Given instruction 1:
List the three section headings that appear in the launch day article.

The Launch day

11 July 2022

This article is part of the series called Founders Guide which I’m writing currently to help early-stage founders tackle the problems they face during the first year of the startup.

As a startup founder, you need to be best friends with Murphy's law. Anticipate everything that can go wrong in the early days and try your best to steer clear of them. But not all challenges are predicted early—because not all challenges look like a big deal. 

Take the launch day, for example. You have a solid website, people can't stop talking about your MVP in Slack and your roadmap looks clean. The only thing left is simply launching it to the wider people. Such a routine step, right?

Wrong. 

I have seen too many founders underestimate the launch day and even the practice of launching the product. Product launches give you the first taste of real users. If you can properly implement the learnings of the launch day, your app will be a success. 

My experience says that launch day can go wrong in so many ways that even Edward A. Murphy wouldn’t predict them. Overconfidence kills a product on day 1, ignorance buries it forever. 

I'll go over the launch day lessons I learned at a cost and lay out a step-by-step Product Hunt launch strategy to make the most of your opportunity. But first, the emotional toll.

Game plan before launch for releasing a book. Separated into Content and Marketing activities. Credit: Gergely Orosz

Product launch: a tale of two phases 

Product launch is really about tasting waters—which can have two emotional sides for founders. 

Stress paralysis

Putting your product out in the wild is intimidating. You are much more in control of the conversation in the MVP stage, but public opinions can be wild. As such, many founders want to put the absolute best version of the app forward. 

They tinker, modify and tinker again, fixing things that aren't broken. I know what analysis paralysis can do to a product, and you should be aware of the trap. If your MVP is going great and your servers are ready to handle the influx of public users, go launch it. The best part of product launches these days is that you can launch continuously. New features, new versions, and new ideas are added all the time and you can even retarget old users with email newsletters and discounts.  

The rude shock

If being too prepared can hurt you, so will unpreparedness. You weren't ready. The product was taken apart in startup communities. Now you don't know what to do. Undue criticism can put off even the strongest minds. Just be aware of this side of launches and prepare yourself as much as you can. Remember that the bulk of the negative comments online is not about the post itself. Take the good part, chin up and move on.

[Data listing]
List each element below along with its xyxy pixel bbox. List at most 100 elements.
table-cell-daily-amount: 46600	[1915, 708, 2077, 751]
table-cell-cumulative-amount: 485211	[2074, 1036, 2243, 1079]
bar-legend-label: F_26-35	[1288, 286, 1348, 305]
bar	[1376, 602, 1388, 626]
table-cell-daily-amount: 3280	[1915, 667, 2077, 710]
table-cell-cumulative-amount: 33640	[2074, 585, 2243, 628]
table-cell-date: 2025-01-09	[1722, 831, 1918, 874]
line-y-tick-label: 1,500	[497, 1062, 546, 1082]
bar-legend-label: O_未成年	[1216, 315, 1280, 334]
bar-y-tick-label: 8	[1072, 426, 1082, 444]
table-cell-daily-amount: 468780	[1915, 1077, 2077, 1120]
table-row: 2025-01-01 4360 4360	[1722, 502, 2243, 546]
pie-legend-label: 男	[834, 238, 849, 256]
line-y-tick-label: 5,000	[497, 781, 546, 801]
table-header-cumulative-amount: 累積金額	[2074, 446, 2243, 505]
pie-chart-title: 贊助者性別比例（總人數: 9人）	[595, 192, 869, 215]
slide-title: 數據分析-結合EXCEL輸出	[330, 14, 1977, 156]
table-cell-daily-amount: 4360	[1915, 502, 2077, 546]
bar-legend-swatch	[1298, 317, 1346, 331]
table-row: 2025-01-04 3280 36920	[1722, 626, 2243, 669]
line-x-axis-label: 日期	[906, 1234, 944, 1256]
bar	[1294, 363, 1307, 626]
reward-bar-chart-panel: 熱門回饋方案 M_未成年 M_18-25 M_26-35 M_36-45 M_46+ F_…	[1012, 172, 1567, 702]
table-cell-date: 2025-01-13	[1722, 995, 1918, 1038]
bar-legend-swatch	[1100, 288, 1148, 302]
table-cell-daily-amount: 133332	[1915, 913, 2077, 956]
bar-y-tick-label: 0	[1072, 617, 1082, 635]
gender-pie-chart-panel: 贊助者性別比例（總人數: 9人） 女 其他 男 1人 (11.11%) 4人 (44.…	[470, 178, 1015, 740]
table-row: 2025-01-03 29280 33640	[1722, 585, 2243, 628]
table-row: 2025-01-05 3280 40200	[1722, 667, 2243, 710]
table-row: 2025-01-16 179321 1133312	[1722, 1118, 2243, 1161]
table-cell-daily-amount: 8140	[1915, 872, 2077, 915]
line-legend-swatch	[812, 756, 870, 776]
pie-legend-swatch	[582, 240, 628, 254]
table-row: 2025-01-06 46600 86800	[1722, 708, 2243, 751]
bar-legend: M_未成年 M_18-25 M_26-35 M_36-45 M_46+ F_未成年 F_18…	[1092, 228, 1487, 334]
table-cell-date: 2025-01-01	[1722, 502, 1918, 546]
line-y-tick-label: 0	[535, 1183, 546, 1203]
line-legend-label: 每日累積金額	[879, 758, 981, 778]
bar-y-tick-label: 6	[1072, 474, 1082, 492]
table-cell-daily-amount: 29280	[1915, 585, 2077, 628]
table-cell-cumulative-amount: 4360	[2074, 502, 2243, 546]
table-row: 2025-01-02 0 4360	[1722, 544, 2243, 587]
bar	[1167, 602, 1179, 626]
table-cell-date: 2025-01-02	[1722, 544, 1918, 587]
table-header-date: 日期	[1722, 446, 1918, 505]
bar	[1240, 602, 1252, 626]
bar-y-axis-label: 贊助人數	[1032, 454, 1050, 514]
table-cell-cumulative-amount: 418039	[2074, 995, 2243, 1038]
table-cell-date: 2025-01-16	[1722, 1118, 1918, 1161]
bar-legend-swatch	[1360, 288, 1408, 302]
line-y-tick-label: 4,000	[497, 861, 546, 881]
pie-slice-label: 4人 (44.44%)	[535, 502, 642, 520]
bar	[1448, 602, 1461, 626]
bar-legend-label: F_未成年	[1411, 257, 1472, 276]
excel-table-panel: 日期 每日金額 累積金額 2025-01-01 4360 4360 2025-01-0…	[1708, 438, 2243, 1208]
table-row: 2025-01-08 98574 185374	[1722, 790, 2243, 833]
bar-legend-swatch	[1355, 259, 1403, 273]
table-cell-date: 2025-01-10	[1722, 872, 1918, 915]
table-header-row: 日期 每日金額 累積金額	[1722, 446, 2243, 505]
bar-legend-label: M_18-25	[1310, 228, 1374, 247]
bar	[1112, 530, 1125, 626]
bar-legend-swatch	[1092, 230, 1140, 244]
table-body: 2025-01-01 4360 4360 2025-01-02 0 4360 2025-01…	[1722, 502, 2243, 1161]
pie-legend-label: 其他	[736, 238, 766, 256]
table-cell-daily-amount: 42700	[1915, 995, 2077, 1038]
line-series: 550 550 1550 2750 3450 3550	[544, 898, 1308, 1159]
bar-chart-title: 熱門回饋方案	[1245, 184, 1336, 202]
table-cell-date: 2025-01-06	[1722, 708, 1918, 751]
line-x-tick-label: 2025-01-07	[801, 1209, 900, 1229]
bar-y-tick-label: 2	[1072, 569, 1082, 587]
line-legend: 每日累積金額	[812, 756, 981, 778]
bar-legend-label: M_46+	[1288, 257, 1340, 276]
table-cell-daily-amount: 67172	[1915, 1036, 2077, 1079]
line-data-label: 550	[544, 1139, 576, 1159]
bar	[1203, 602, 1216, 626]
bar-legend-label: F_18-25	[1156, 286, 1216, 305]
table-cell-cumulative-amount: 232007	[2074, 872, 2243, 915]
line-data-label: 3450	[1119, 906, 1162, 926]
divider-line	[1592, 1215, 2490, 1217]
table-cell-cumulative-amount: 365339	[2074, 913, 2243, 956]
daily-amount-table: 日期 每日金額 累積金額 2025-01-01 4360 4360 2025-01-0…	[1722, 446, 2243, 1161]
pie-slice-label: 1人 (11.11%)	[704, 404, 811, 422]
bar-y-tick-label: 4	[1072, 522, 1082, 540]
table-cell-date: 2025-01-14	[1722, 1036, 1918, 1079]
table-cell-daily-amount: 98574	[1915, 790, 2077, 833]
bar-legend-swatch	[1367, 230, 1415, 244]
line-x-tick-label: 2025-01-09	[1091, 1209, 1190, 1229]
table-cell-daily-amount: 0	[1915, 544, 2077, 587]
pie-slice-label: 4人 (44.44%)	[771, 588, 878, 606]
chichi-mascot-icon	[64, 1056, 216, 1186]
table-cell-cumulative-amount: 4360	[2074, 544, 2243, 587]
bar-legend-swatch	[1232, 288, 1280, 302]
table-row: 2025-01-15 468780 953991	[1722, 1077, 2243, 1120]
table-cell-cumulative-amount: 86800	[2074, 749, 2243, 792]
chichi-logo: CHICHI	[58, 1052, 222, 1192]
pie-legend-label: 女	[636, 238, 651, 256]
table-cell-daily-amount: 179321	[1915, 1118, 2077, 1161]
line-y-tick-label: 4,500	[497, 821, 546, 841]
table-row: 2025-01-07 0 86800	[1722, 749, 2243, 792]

Given instruction 2:
Put the rows of the data listing into a numbered list, starting at the first row and ending at the line containing "1077, 2077, 1120]", with both ends included and blank lines omitted.

Written response 1:
1. Product launch: a tale of two phases
2. Stress paralysis
3. The rude shock

Written response 2:
1. List each element below along with its xyxy pixel bbox. List at most 100 elements.
2. table-cell-daily-amount: 46600	[1915, 708, 2077, 751]
3. table-cell-cumulative-amount: 485211	[2074, 1036, 2243, 1079]
4. bar-legend-label: F_26-35	[1288, 286, 1348, 305]
5. bar	[1376, 602, 1388, 626]
6. table-cell-daily-amount: 3280	[1915, 667, 2077, 710]
7. table-cell-cumulative-amount: 33640	[2074, 585, 2243, 628]
8. table-cell-date: 2025-01-09	[1722, 831, 1918, 874]
9. line-y-tick-label: 1,500	[497, 1062, 546, 1082]
10. bar-legend-label: O_未成年	[1216, 315, 1280, 334]
11. bar-y-tick-label: 8	[1072, 426, 1082, 444]
12. table-cell-daily-amount: 468780	[1915, 1077, 2077, 1120]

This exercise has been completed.